[Begin]
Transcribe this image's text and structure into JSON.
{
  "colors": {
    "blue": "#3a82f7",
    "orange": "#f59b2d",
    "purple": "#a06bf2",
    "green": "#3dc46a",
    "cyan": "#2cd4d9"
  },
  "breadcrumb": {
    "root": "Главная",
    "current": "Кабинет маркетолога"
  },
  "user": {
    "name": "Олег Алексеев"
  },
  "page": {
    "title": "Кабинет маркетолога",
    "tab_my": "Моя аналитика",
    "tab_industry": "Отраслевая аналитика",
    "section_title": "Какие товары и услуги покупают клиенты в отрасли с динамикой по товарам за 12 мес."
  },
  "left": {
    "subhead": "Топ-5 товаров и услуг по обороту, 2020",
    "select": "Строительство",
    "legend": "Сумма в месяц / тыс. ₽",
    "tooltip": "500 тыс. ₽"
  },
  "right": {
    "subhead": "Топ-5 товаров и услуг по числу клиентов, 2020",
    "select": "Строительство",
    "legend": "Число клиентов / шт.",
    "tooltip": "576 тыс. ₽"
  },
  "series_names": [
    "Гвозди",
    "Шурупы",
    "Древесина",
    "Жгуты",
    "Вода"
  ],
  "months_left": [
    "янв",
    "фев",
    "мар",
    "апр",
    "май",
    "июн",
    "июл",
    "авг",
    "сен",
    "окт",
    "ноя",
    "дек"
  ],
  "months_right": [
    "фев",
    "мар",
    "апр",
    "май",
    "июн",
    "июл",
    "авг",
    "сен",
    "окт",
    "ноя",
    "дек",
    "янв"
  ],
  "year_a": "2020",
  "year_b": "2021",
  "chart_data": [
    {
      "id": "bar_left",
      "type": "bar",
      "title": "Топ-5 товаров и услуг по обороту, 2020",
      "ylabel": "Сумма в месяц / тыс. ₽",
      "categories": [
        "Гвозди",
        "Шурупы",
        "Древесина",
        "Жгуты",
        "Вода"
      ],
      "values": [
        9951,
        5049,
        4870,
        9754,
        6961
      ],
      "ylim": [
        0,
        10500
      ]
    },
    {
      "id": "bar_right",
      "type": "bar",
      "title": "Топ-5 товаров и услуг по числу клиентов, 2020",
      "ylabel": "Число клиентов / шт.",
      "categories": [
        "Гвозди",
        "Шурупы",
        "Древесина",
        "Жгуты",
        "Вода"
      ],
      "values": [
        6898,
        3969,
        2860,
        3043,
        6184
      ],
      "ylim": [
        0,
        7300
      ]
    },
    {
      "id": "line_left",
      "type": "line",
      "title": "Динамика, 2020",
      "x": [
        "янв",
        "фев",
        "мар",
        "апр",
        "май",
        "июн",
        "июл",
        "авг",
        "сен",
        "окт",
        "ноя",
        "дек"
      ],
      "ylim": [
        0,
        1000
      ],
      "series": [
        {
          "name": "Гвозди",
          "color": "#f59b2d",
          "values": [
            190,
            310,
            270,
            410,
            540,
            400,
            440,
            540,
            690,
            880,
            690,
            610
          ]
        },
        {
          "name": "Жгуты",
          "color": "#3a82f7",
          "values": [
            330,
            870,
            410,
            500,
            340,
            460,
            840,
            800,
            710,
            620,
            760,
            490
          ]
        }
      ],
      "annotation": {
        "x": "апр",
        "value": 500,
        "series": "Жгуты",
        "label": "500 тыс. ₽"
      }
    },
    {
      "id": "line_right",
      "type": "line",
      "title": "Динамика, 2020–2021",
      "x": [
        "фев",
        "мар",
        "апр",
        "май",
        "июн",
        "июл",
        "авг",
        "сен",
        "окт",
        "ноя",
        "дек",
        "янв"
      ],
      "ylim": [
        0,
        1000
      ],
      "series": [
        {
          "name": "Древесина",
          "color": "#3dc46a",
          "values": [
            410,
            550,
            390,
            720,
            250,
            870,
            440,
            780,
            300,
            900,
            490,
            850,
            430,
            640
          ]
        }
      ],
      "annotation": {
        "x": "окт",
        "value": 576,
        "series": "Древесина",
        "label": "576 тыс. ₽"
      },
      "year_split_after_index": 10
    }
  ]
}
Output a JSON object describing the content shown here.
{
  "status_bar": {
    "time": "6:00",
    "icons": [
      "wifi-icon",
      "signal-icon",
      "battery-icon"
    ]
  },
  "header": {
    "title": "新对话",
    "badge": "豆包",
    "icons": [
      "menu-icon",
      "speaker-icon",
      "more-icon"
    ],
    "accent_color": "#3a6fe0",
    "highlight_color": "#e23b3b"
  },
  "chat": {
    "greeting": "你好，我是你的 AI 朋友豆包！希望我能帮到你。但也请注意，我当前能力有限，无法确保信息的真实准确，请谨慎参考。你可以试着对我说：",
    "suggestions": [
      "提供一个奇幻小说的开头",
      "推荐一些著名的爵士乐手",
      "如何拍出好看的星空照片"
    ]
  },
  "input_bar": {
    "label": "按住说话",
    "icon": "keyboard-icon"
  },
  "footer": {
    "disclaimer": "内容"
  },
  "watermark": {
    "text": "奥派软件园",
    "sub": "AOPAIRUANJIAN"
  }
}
[End]
> [Task prompt] All of the data needs to be reproduced exactly, with no line missing.

> [Output of the exercise]
Transcribe this image's text and structure into JSON.
{
  "colors": {
    "blue": "#3a82f7",
    "orange": "#f59b2d",
    "purple": "#a06bf2",
    "green": "#3dc46a",
    "cyan": "#2cd4d9"
  },
  "breadcrumb": {
    "root": "Главная",
    "current": "Кабинет маркетолога"
  },
  "user": {
    "name": "Олег Алексеев"
  },
  "page": {
    "title": "Кабинет маркетолога",
    "tab_my": "Моя аналитика",
    "tab_industry": "Отраслевая аналитика",
    "section_title": "Какие товары и услуги покупают клиенты в отрасли с динамикой по товарам за 12 мес."
  },
  "left": {
    "subhead": "Топ-5 товаров и услуг по обороту, 2020",
    "select": "Строительство",
    "legend": "Сумма в месяц / тыс. ₽",
    "tooltip": "500 тыс. ₽"
  },
  "right": {
    "subhead": "Топ-5 товаров и услуг по числу клиентов, 2020",
    "select": "Строительство",
    "legend": "Число клиентов / шт.",
    "tooltip": "576 тыс. ₽"
  },
  "series_names": [
    "Гвозди",
    "Шурупы",
    "Древесина",
    "Жгуты",
    "Вода"
  ],
  "months_left": [
    "янв",
    "фев",
    "мар",
    "апр",
    "май",
    "июн",
    "июл",
    "авг",
    "сен",
    "окт",
    "ноя",
    "дек"
  ],
  "months_right": [
    "фев",
    "мар",
    "апр",
    "май",
    "июн",
    "июл",
    "авг",
    "сен",
    "окт",
    "ноя",
    "дек",
    "янв"
  ],
  "year_a": "2020",
  "year_b": "2021",
  "chart_data": [
    {
      "id": "bar_left",
      "type": "bar",
      "title": "Топ-5 товаров и услуг по обороту, 2020",
      "ylabel": "Сумма в месяц / тыс. ₽",
      "categories": [
        "Гвозди",
        "Шурупы",
        "Древесина",
        "Жгуты",
        "Вода"
      ],
      "values": [
        9951,
        5049,
        4870,
        9754,
        6961
      ],
      "ylim": [
        0,
        10500
      ]
    },
    {
      "id": "bar_right",
      "type": "bar",
      "title": "Топ-5 товаров и услуг по числу клиентов, 2020",
      "ylabel": "Число клиентов / шт.",
      "categories": [
        "Гвозди",
        "Шурупы",
        "Древесина",
        "Жгуты",
        "Вода"
      ],
      "values": [
        6898,
        3969,
        2860,
        3043,
        6184
      ],
      "ylim": [
        0,
        7300
      ]
    },
    {
      "id": "line_left",
      "type": "line",
      "title": "Динамика, 2020",
      "x": [
        "янв",
        "фев",
        "мар",
        "апр",
        "май",
        "июн",
        "июл",
        "авг",
        "сен",
        "окт",
        "ноя",
        "дек"
      ],
      "ylim": [
        0,
        1000
      ],
      "series": [
        {
          "name": "Гвозди",
          "color": "#f59b2d",
          "values": [
            190,
            310,
            270,
            410,
            540,
            400,
            440,
            540,
            690,
            880,
            690,
            610
          ]
        },
        {
          "name": "Жгуты",
          "color": "#3a82f7",
          "values": [
            330,
            870,
            410,
            500,
            340,
            460,
            840,
            800,
            710,
            620,
            760,
            490
          ]
        }
      ],
      "annotation": {
        "x": "апр",
        "value": 500,
        "series": "Жгуты",
        "label": "500 тыс. ₽"
      }
    },
    {
      "id": "line_right",
      "type": "line",
      "title": "Динамика, 2020–2021",
      "x": [
        "фев",
        "мар",
        "апр",
        "май",
        "июн",
        "июл",
        "авг",
        "сен",
        "окт",
        "ноя",
        "дек",
        "янв"
      ],
      "ylim": [
        0,
        1000
      ],
      "series": [
        {
          "name": "Древесина",
          "color": "#3dc46a",
          "values": [
            410,
            550,
            390,
            720,
            250,
            870,
            440,
            780,
            300,
            900,
            490,
            850,
            430,
            640
          ]
        }
      ],
      "annotation": {
        "x": "окт",
        "value": 576,
        "series": "Древесина",
        "label": "576 тыс. ₽"
      },
      "year_split_after_index": 10
    }
  ]
}
Output a JSON object describing the content shown here.
{
  "status_bar": {
    "time": "6:00",
    "icons": [
      "wifi-icon",
      "signal-icon",
      "battery-icon"
    ]
  },
  "header": {
    "title": "新对话",
    "badge": "豆包",
    "icons": [
      "menu-icon",
      "speaker-icon",
      "more-icon"
    ],
    "accent_color": "#3a6fe0",
    "highlight_color": "#e23b3b"
  },
  "chat": {
    "greeting": "你好，我是你的 AI 朋友豆包！希望我能帮到你。但也请注意，我当前能力有限，无法确保信息的真实准确，请谨慎参考。你可以试着对我说：",
    "suggestions": [
      "提供一个奇幻小说的开头",
      "推荐一些著名的爵士乐手",
      "如何拍出好看的星空照片"
    ]
  },
  "input_bar": {
    "label": "按住说话",
    "icon": "keyboard-icon"
  },
  "footer": {
    "disclaimer": "内容"
  },
  "watermark": {
    "text": "奥派软件园",
    "sub": "AOPAIRUANJIAN"
  }
}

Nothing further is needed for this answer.